• Input
########

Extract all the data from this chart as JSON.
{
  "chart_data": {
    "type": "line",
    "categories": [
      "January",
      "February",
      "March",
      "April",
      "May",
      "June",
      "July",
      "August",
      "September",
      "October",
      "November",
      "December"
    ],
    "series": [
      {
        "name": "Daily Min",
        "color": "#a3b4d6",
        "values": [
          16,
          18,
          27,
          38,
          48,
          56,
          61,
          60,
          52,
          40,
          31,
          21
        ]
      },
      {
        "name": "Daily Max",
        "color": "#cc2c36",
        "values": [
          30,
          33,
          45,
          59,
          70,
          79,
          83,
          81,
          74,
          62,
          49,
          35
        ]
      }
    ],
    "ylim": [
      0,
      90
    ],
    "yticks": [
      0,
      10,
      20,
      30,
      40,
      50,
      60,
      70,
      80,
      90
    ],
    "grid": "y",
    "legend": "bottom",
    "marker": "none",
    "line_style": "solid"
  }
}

########

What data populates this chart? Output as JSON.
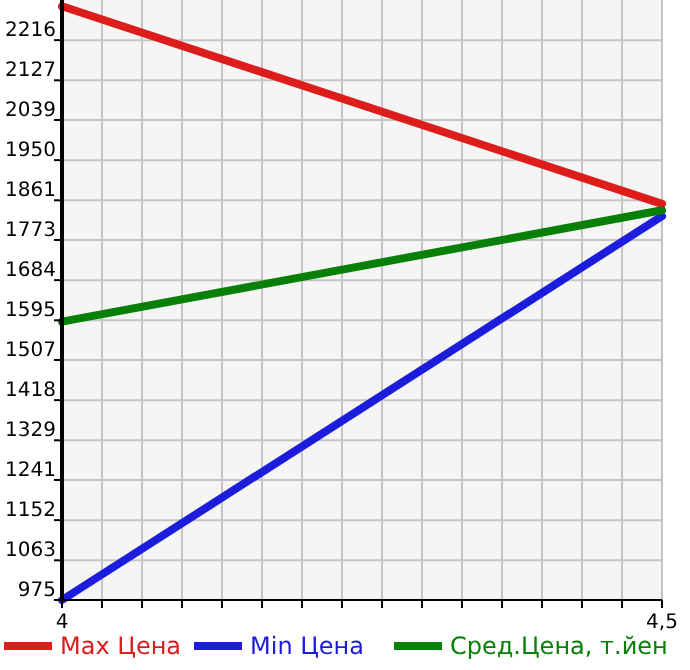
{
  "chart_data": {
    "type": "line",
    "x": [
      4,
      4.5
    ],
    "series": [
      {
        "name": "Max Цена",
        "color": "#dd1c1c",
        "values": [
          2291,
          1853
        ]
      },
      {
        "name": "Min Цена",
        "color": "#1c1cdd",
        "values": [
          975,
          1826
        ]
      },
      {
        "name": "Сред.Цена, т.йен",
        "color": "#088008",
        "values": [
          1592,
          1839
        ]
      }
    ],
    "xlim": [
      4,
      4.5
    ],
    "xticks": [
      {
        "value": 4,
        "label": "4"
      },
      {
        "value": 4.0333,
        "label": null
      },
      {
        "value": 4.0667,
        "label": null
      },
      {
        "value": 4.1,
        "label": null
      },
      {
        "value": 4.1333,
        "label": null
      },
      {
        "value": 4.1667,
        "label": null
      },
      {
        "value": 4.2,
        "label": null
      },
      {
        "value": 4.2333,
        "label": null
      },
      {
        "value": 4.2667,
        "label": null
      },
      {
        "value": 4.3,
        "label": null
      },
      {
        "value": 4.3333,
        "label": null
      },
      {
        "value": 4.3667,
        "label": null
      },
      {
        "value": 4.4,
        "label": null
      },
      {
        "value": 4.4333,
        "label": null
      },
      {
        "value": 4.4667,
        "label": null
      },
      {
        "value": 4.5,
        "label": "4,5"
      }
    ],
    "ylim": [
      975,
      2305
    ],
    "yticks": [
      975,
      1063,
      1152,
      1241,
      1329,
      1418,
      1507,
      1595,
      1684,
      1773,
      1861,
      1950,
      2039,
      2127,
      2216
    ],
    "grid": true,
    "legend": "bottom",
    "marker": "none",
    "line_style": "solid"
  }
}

########

Each line that contains the string "color" counts once; report how many such lines the entries have, giving only the number.

5